# What needs to be done:
Filter this material down to the lines that hold "JSON", copying each one.

# Data shown:
=-=-=-=-=
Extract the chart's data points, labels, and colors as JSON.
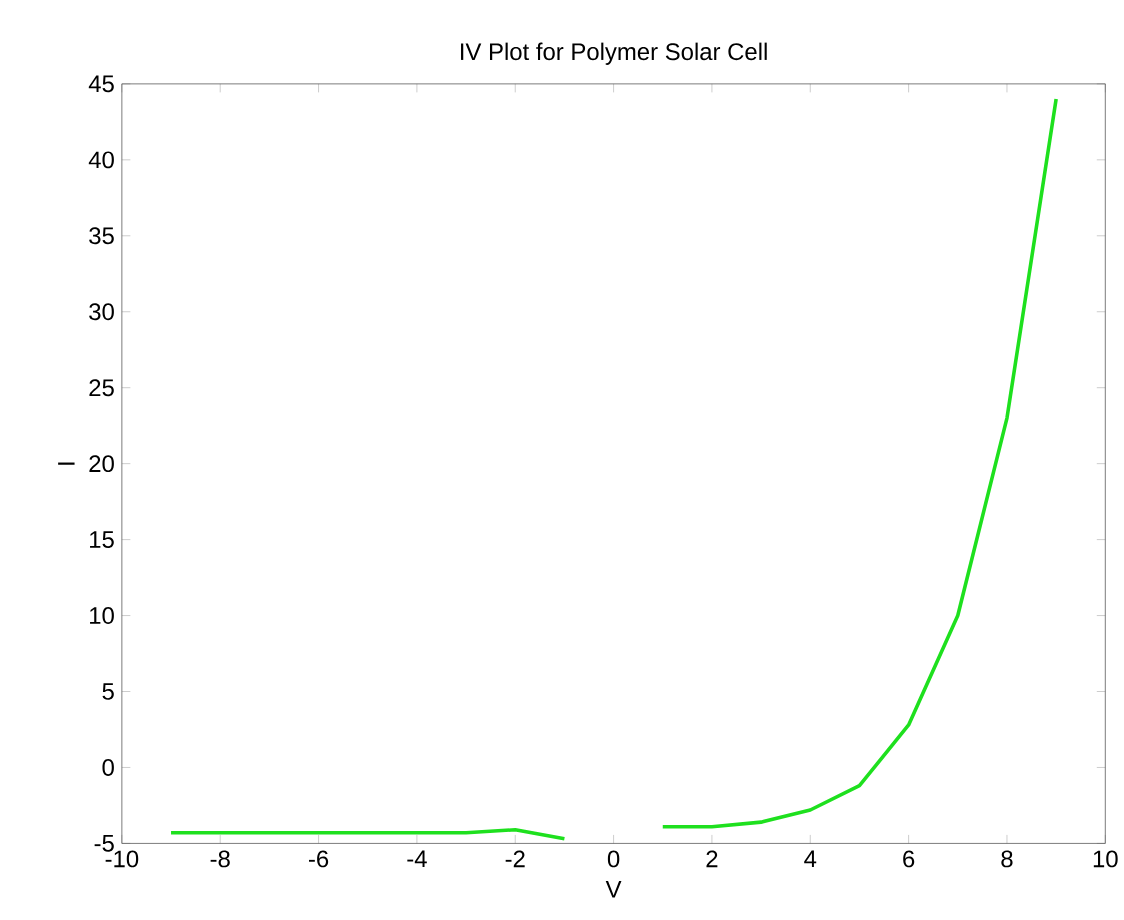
{
  "chart_data": {
    "type": "line",
    "title": "IV Plot for Polymer Solar Cell",
    "xlabel": "V",
    "ylabel": "I",
    "x": [
      -9,
      -8,
      -7,
      -6,
      -5,
      -4,
      -3,
      -2,
      -1,
      0,
      1,
      2,
      3,
      4,
      5,
      6,
      7,
      8,
      9
    ],
    "series": [
      {
        "color": "#1ee01e",
        "values": [
          -4.3,
          -4.3,
          -4.3,
          -4.3,
          -4.3,
          -4.3,
          -4.3,
          -4.1,
          -4.7,
          null,
          -3.9,
          -3.9,
          -3.6,
          -2.8,
          -1.2,
          2.8,
          10,
          23,
          44
        ]
      }
    ],
    "xlim": [
      -10,
      10
    ],
    "ylim": [
      -5,
      45
    ],
    "xticks": [
      -10,
      -8,
      -6,
      -4,
      -2,
      0,
      2,
      4,
      6,
      8,
      10
    ],
    "yticks": [
      -5,
      0,
      5,
      10,
      15,
      20,
      25,
      30,
      35,
      40,
      45
    ],
    "marker": "none",
    "line_style": "solid"
  }
}
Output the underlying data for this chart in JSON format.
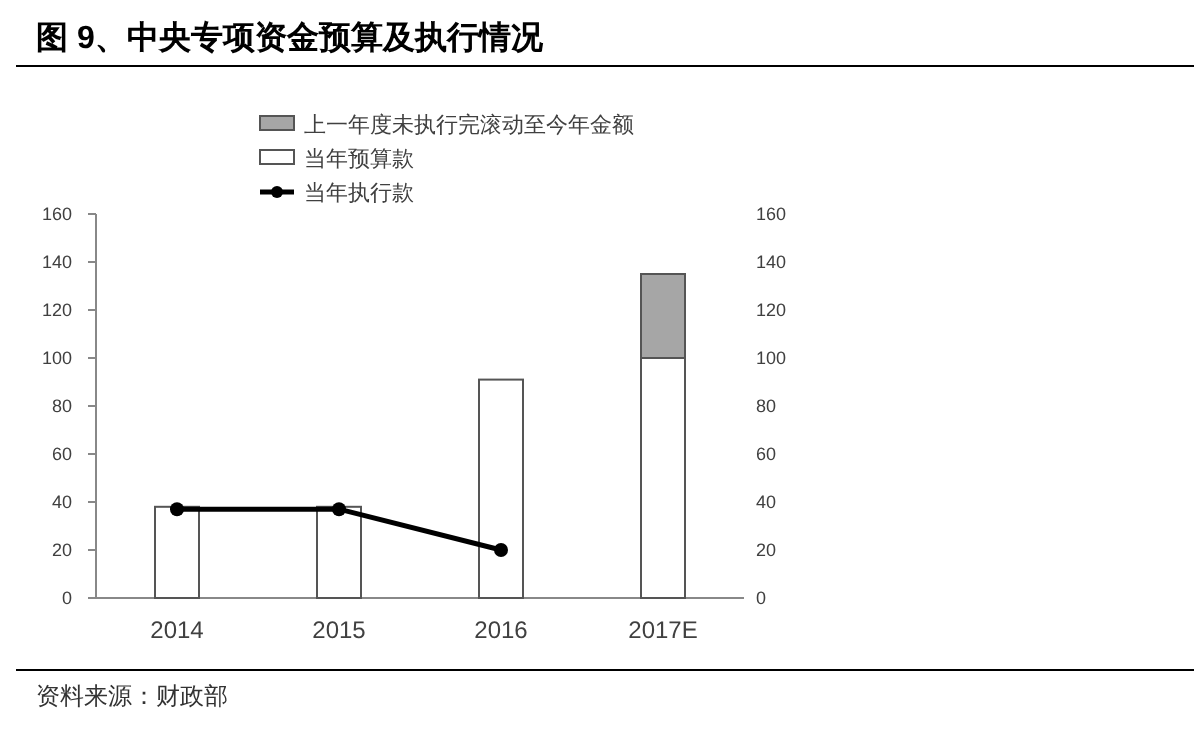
{
  "chart_data": {
    "type": "bar",
    "title": "图 9、中央专项资金预算及执行情况",
    "annotations": [
      "资料来源：财政部"
    ],
    "categories": [
      "2014",
      "2015",
      "2016",
      "2017E"
    ],
    "stacked": true,
    "series": [
      {
        "name": "当年预算款",
        "color": "#ffffff",
        "values": [
          38,
          38,
          91,
          100
        ]
      },
      {
        "name": "上一年度未执行完滚动至今年金额",
        "color": "#a6a6a6",
        "values": [
          null,
          null,
          null,
          35
        ]
      },
      {
        "name": "当年执行款",
        "type": "line",
        "color": "#000000",
        "values": [
          37,
          37,
          20,
          null
        ]
      }
    ],
    "marker": "circle",
    "ylim": [
      0,
      160
    ],
    "yticks": [
      0,
      20,
      40,
      60,
      80,
      100,
      120,
      140,
      160
    ],
    "y2lim": [
      0,
      160
    ],
    "y2ticks": [
      0,
      20,
      40,
      60,
      80,
      100,
      120,
      140,
      160
    ],
    "legend": "top"
  }
}
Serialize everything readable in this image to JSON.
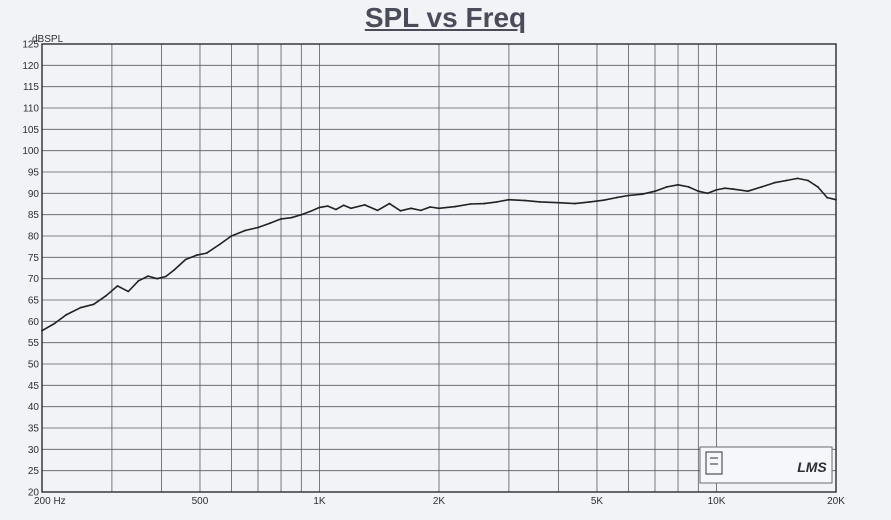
{
  "chart_data": {
    "type": "line",
    "title": "SPL vs Freq",
    "ylabel": "dBSPL",
    "xscale": "log",
    "xlim": [
      200,
      20000
    ],
    "ylim": [
      20,
      125
    ],
    "grid": true,
    "legend": "none",
    "x_tick_labels": [
      {
        "value": 200,
        "label": "200 Hz"
      },
      {
        "value": 500,
        "label": "500"
      },
      {
        "value": 1000,
        "label": "1K"
      },
      {
        "value": 2000,
        "label": "2K"
      },
      {
        "value": 5000,
        "label": "5K"
      },
      {
        "value": 10000,
        "label": "10K"
      },
      {
        "value": 20000,
        "label": "20K"
      }
    ],
    "y_ticks": [
      20,
      25,
      30,
      35,
      40,
      45,
      50,
      55,
      60,
      65,
      70,
      75,
      80,
      85,
      90,
      95,
      100,
      105,
      110,
      115,
      120,
      125
    ],
    "series": [
      {
        "color": "#222222",
        "x": [
          200,
          215,
          230,
          250,
          270,
          290,
          310,
          330,
          350,
          370,
          390,
          410,
          430,
          460,
          490,
          520,
          560,
          600,
          650,
          700,
          750,
          800,
          850,
          900,
          950,
          1000,
          1050,
          1100,
          1150,
          1200,
          1300,
          1400,
          1500,
          1600,
          1700,
          1800,
          1900,
          2000,
          2200,
          2400,
          2600,
          2800,
          3000,
          3300,
          3600,
          4000,
          4400,
          4800,
          5200,
          5600,
          6000,
          6500,
          7000,
          7500,
          8000,
          8500,
          9000,
          9500,
          10000,
          10500,
          11000,
          12000,
          13000,
          14000,
          15000,
          16000,
          17000,
          18000,
          19000,
          20000
        ],
        "values": [
          57.8,
          59.5,
          61.5,
          63.2,
          64.0,
          66.0,
          68.3,
          67.0,
          69.5,
          70.6,
          70.0,
          70.5,
          72.0,
          74.5,
          75.5,
          76.0,
          78.0,
          80.0,
          81.3,
          82.0,
          83.0,
          84.0,
          84.3,
          85.0,
          85.8,
          86.7,
          87.0,
          86.2,
          87.2,
          86.5,
          87.3,
          86.0,
          87.6,
          85.9,
          86.5,
          86.0,
          86.8,
          86.5,
          86.9,
          87.5,
          87.6,
          88.0,
          88.5,
          88.3,
          88.0,
          87.8,
          87.6,
          88.0,
          88.4,
          89.0,
          89.5,
          89.8,
          90.5,
          91.5,
          92.0,
          91.5,
          90.5,
          90.0,
          90.8,
          91.2,
          91.0,
          90.5,
          91.5,
          92.5,
          93.0,
          93.5,
          93.0,
          91.5,
          89.0,
          88.5
        ]
      }
    ],
    "watermark_text": "LMS"
  }
}
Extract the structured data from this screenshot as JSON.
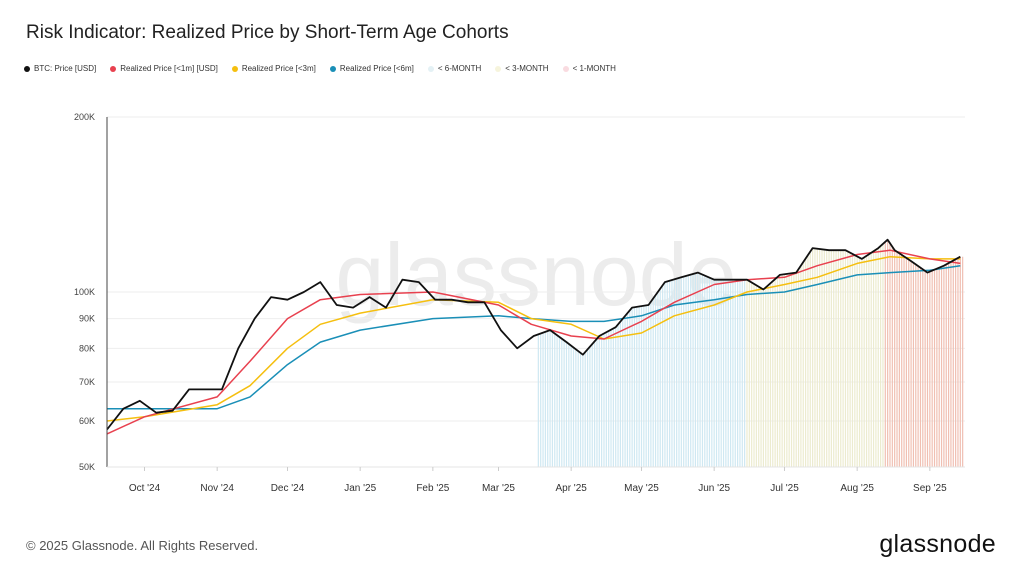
=-=-=-=-=
# Task answer:
Extract the chart's data points, labels, and colors as JSON.
Output the underlying data for this chart in JSON format.
Serialize everything readable in this image to JSON.
Extract the structured data from this screenshot as JSON.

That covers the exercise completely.